[start Supplied information]

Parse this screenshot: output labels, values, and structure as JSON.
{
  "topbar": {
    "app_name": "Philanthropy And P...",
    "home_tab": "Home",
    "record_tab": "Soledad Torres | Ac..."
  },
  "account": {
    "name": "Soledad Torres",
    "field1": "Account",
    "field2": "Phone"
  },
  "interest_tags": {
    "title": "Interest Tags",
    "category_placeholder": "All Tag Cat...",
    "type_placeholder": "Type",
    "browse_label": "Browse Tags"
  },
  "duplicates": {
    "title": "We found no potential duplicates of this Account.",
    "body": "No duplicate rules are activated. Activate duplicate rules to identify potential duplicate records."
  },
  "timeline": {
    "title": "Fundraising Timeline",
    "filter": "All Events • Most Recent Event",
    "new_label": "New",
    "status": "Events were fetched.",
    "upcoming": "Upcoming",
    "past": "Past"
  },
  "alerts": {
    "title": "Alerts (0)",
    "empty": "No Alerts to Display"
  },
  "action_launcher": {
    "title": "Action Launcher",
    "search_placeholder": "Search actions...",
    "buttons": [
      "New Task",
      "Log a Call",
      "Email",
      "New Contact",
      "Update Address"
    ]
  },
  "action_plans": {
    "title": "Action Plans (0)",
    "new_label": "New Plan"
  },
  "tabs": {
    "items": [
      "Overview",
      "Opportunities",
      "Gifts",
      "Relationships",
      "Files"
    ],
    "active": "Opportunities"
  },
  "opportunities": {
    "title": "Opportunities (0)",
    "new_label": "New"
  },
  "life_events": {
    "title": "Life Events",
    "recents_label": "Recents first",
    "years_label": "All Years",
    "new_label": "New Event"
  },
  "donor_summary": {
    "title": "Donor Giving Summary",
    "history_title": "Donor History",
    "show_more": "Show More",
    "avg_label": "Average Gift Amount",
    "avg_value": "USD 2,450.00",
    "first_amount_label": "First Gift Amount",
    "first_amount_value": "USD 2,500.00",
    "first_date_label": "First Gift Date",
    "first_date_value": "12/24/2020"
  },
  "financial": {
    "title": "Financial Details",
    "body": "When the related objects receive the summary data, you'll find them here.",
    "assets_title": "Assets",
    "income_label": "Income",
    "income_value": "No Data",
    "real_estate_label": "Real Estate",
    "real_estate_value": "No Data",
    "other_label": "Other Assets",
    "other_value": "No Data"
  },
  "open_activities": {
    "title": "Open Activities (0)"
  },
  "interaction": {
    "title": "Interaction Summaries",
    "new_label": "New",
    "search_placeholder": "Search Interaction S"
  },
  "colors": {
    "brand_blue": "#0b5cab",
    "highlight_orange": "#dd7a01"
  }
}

[end Supplied information]
[start Supplied information]

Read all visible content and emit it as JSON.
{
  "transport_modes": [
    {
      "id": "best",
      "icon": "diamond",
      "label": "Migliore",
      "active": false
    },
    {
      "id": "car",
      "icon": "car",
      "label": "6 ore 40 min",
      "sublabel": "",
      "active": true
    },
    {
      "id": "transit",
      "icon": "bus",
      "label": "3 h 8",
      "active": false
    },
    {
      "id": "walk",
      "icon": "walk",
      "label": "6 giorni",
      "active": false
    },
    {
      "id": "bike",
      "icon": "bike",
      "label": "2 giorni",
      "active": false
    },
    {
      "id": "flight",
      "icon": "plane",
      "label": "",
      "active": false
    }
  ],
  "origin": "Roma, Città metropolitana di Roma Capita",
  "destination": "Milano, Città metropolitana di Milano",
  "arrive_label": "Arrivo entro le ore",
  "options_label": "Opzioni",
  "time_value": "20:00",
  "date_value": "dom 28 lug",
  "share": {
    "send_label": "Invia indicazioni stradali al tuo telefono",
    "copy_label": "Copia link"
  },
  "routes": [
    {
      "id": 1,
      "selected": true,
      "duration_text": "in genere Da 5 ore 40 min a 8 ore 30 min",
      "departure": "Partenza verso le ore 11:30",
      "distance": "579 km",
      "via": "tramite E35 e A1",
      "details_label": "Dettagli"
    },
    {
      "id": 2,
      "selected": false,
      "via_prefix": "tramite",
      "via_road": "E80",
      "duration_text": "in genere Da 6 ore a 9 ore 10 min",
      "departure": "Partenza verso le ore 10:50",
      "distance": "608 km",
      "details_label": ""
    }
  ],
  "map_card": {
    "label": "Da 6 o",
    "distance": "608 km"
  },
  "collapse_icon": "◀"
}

[end Supplied information]

- _Required task_
Sift the material for lines with the string "distance". Copy each one found.

- _Result of this exercise_
      "distance": "579 km",
      "distance": "608 km",
    "distance": "608 km"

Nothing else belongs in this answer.